Dataset content:

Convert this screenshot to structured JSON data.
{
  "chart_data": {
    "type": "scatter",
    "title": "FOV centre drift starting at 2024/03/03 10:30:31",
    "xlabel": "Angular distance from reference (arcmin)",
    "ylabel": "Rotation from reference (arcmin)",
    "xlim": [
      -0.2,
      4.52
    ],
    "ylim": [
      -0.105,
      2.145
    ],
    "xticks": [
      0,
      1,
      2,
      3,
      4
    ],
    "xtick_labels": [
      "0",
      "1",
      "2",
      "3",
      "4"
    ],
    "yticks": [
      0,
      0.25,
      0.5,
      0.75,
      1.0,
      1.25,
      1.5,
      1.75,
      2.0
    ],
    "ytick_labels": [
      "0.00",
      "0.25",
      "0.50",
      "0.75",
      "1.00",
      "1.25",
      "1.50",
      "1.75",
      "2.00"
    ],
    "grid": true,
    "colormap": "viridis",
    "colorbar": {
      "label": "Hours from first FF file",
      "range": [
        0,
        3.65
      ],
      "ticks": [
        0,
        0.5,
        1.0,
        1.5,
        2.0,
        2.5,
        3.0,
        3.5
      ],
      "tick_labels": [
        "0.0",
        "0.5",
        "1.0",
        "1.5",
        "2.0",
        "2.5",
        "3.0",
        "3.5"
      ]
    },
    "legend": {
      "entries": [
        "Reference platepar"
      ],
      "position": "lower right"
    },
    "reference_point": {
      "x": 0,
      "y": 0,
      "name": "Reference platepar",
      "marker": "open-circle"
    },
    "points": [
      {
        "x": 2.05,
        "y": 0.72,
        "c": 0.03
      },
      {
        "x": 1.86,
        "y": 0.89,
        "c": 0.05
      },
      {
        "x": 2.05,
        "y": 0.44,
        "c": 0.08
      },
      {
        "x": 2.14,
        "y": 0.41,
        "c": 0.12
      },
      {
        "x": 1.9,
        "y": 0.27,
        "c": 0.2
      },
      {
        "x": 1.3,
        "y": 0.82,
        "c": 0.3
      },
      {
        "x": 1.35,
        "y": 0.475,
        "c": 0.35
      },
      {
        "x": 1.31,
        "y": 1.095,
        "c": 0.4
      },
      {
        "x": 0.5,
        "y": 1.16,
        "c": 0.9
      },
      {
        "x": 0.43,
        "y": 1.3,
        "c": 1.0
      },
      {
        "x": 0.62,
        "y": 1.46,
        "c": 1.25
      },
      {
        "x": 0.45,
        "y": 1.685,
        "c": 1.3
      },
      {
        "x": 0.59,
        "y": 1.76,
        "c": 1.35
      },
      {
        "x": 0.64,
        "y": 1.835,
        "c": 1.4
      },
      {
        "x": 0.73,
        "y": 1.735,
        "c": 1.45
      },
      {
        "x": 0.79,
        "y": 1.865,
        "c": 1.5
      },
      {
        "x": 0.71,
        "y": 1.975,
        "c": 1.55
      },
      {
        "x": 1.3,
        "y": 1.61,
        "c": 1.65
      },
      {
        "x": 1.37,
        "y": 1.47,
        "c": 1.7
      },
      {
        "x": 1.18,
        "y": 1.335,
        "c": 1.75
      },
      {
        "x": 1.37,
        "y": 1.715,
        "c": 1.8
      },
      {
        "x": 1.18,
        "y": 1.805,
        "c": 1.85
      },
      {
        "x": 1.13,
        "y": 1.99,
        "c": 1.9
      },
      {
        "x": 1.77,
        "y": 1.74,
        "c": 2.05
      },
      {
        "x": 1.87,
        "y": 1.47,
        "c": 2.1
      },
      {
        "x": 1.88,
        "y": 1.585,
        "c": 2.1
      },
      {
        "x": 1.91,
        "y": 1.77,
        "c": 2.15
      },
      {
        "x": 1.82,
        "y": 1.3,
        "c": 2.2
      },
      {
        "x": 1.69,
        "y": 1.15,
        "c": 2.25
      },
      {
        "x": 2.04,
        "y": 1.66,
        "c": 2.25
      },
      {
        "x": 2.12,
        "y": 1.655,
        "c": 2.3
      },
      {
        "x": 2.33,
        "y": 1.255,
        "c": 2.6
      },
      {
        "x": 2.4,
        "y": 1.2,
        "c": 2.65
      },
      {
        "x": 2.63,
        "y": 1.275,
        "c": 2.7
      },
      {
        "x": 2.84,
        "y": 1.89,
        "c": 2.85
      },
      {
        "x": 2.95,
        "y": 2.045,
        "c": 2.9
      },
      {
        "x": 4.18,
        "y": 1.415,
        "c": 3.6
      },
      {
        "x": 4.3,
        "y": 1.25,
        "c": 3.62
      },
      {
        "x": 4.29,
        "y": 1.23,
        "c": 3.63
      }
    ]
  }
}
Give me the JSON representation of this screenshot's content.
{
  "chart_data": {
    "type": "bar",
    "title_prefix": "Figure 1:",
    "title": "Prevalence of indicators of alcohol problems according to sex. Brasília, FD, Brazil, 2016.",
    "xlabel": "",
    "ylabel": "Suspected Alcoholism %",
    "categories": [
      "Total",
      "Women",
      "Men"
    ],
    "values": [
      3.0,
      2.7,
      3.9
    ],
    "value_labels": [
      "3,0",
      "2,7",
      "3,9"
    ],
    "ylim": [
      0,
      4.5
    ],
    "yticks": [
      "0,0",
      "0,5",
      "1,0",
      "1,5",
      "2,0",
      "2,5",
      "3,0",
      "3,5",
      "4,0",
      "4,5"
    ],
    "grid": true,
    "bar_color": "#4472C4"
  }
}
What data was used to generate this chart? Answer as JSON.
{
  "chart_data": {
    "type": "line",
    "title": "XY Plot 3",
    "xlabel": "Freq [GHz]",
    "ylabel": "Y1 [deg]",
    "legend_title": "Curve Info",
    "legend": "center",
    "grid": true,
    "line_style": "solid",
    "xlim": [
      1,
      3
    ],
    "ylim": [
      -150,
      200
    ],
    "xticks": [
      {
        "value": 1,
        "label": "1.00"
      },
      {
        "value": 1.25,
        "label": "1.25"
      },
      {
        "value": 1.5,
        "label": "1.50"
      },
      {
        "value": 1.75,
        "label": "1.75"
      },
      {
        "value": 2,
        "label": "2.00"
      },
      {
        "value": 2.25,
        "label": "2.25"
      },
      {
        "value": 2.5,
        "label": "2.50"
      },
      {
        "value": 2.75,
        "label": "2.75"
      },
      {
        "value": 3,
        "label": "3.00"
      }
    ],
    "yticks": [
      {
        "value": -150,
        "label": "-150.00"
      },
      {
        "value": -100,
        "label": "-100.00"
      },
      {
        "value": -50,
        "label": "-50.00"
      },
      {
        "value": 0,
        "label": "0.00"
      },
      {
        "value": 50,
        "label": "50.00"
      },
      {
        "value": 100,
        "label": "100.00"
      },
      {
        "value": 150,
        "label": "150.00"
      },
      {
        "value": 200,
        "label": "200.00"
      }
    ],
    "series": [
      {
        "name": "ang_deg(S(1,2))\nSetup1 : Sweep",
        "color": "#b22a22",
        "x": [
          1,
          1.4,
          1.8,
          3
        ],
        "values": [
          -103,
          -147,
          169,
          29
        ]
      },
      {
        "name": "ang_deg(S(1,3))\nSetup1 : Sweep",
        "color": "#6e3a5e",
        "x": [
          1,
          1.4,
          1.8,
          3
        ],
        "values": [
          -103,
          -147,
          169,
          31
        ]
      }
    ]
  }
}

Aim of the task: Write out every entry verbatim.

Answer to the exercise:
Convert this screenshot to structured JSON data.
{
  "chart_data": {
    "type": "scatter",
    "title": "FOV centre drift starting at 2024/03/03 10:30:31",
    "xlabel": "Angular distance from reference (arcmin)",
    "ylabel": "Rotation from reference (arcmin)",
    "xlim": [
      -0.2,
      4.52
    ],
    "ylim": [
      -0.105,
      2.145
    ],
    "xticks": [
      0,
      1,
      2,
      3,
      4
    ],
    "xtick_labels": [
      "0",
      "1",
      "2",
      "3",
      "4"
    ],
    "yticks": [
      0,
      0.25,
      0.5,
      0.75,
      1.0,
      1.25,
      1.5,
      1.75,
      2.0
    ],
    "ytick_labels": [
      "0.00",
      "0.25",
      "0.50",
      "0.75",
      "1.00",
      "1.25",
      "1.50",
      "1.75",
      "2.00"
    ],
    "grid": true,
    "colormap": "viridis",
    "colorbar": {
      "label": "Hours from first FF file",
      "range": [
        0,
        3.65
      ],
      "ticks": [
        0,
        0.5,
        1.0,
        1.5,
        2.0,
        2.5,
        3.0,
        3.5
      ],
      "tick_labels": [
        "0.0",
        "0.5",
        "1.0",
        "1.5",
        "2.0",
        "2.5",
        "3.0",
        "3.5"
      ]
    },
    "legend": {
      "entries": [
        "Reference platepar"
      ],
      "position": "lower right"
    },
    "reference_point": {
      "x": 0,
      "y": 0,
      "name": "Reference platepar",
      "marker": "open-circle"
    },
    "points": [
      {
        "x": 2.05,
        "y": 0.72,
        "c": 0.03
      },
      {
        "x": 1.86,
        "y": 0.89,
        "c": 0.05
      },
      {
        "x": 2.05,
        "y": 0.44,
        "c": 0.08
      },
      {
        "x": 2.14,
        "y": 0.41,
        "c": 0.12
      },
      {
        "x": 1.9,
        "y": 0.27,
        "c": 0.2
      },
      {
        "x": 1.3,
        "y": 0.82,
        "c": 0.3
      },
      {
        "x": 1.35,
        "y": 0.475,
        "c": 0.35
      },
      {
        "x": 1.31,
        "y": 1.095,
        "c": 0.4
      },
      {
        "x": 0.5,
        "y": 1.16,
        "c": 0.9
      },
      {
        "x": 0.43,
        "y": 1.3,
        "c": 1.0
      },
      {
        "x": 0.62,
        "y": 1.46,
        "c": 1.25
      },
      {
        "x": 0.45,
        "y": 1.685,
        "c": 1.3
      },
      {
        "x": 0.59,
        "y": 1.76,
        "c": 1.35
      },
      {
        "x": 0.64,
        "y": 1.835,
        "c": 1.4
      },
      {
        "x": 0.73,
        "y": 1.735,
        "c": 1.45
      },
      {
        "x": 0.79,
        "y": 1.865,
        "c": 1.5
      },
      {
        "x": 0.71,
        "y": 1.975,
        "c": 1.55
      },
      {
        "x": 1.3,
        "y": 1.61,
        "c": 1.65
      },
      {
        "x": 1.37,
        "y": 1.47,
        "c": 1.7
      },
      {
        "x": 1.18,
        "y": 1.335,
        "c": 1.75
      },
      {
        "x": 1.37,
        "y": 1.715,
        "c": 1.8
      },
      {
        "x": 1.18,
        "y": 1.805,
        "c": 1.85
      },
      {
        "x": 1.13,
        "y": 1.99,
        "c": 1.9
      },
      {
        "x": 1.77,
        "y": 1.74,
        "c": 2.05
      },
      {
        "x": 1.87,
        "y": 1.47,
        "c": 2.1
      },
      {
        "x": 1.88,
        "y": 1.585,
        "c": 2.1
      },
      {
        "x": 1.91,
        "y": 1.77,
        "c": 2.15
      },
      {
        "x": 1.82,
        "y": 1.3,
        "c": 2.2
      },
      {
        "x": 1.69,
        "y": 1.15,
        "c": 2.25
      },
      {
        "x": 2.04,
        "y": 1.66,
        "c": 2.25
      },
      {
        "x": 2.12,
        "y": 1.655,
        "c": 2.3
      },
      {
        "x": 2.33,
        "y": 1.255,
        "c": 2.6
      },
      {
        "x": 2.4,
        "y": 1.2,
        "c": 2.65
      },
      {
        "x": 2.63,
        "y": 1.275,
        "c": 2.7
      },
      {
        "x": 2.84,
        "y": 1.89,
        "c": 2.85
      },
      {
        "x": 2.95,
        "y": 2.045,
        "c": 2.9
      },
      {
        "x": 4.18,
        "y": 1.415,
        "c": 3.6
      },
      {
        "x": 4.3,
        "y": 1.25,
        "c": 3.62
      },
      {
        "x": 4.29,
        "y": 1.23,
        "c": 3.63
      }
    ]
  }
}
Give me the JSON representation of this screenshot's content.
{
  "chart_data": {
    "type": "bar",
    "title_prefix": "Figure 1:",
    "title": "Prevalence of indicators of alcohol problems according to sex. Brasília, FD, Brazil, 2016.",
    "xlabel": "",
    "ylabel": "Suspected Alcoholism %",
    "categories": [
      "Total",
      "Women",
      "Men"
    ],
    "values": [
      3.0,
      2.7,
      3.9
    ],
    "value_labels": [
      "3,0",
      "2,7",
      "3,9"
    ],
    "ylim": [
      0,
      4.5
    ],
    "yticks": [
      "0,0",
      "0,5",
      "1,0",
      "1,5",
      "2,0",
      "2,5",
      "3,0",
      "3,5",
      "4,0",
      "4,5"
    ],
    "grid": true,
    "bar_color": "#4472C4"
  }
}
What data was used to generate this chart? Answer as JSON.
{
  "chart_data": {
    "type": "line",
    "title": "XY Plot 3",
    "xlabel": "Freq [GHz]",
    "ylabel": "Y1 [deg]",
    "legend_title": "Curve Info",
    "legend": "center",
    "grid": true,
    "line_style": "solid",
    "xlim": [
      1,
      3
    ],
    "ylim": [
      -150,
      200
    ],
    "xticks": [
      {
        "value": 1,
        "label": "1.00"
      },
      {
        "value": 1.25,
        "label": "1.25"
      },
      {
        "value": 1.5,
        "label": "1.50"
      },
      {
        "value": 1.75,
        "label": "1.75"
      },
      {
        "value": 2,
        "label": "2.00"
      },
      {
        "value": 2.25,
        "label": "2.25"
      },
      {
        "value": 2.5,
        "label": "2.50"
      },
      {
        "value": 2.75,
        "label": "2.75"
      },
      {
        "value": 3,
        "label": "3.00"
      }
    ],
    "yticks": [
      {
        "value": -150,
        "label": "-150.00"
      },
      {
        "value": -100,
        "label": "-100.00"
      },
      {
        "value": -50,
        "label": "-50.00"
      },
      {
        "value": 0,
        "label": "0.00"
      },
      {
        "value": 50,
        "label": "50.00"
      },
      {
        "value": 100,
        "label": "100.00"
      },
      {
        "value": 150,
        "label": "150.00"
      },
      {
        "value": 200,
        "label": "200.00"
      }
    ],
    "series": [
      {
        "name": "ang_deg(S(1,2))\nSetup1 : Sweep",
        "color": "#b22a22",
        "x": [
          1,
          1.4,
          1.8,
          3
        ],
        "values": [
          -103,
          -147,
          169,
          29
        ]
      },
      {
        "name": "ang_deg(S(1,3))\nSetup1 : Sweep",
        "color": "#6e3a5e",
        "x": [
          1,
          1.4,
          1.8,
          3
        ],
        "values": [
          -103,
          -147,
          169,
          31
        ]
      }
    ]
  }
}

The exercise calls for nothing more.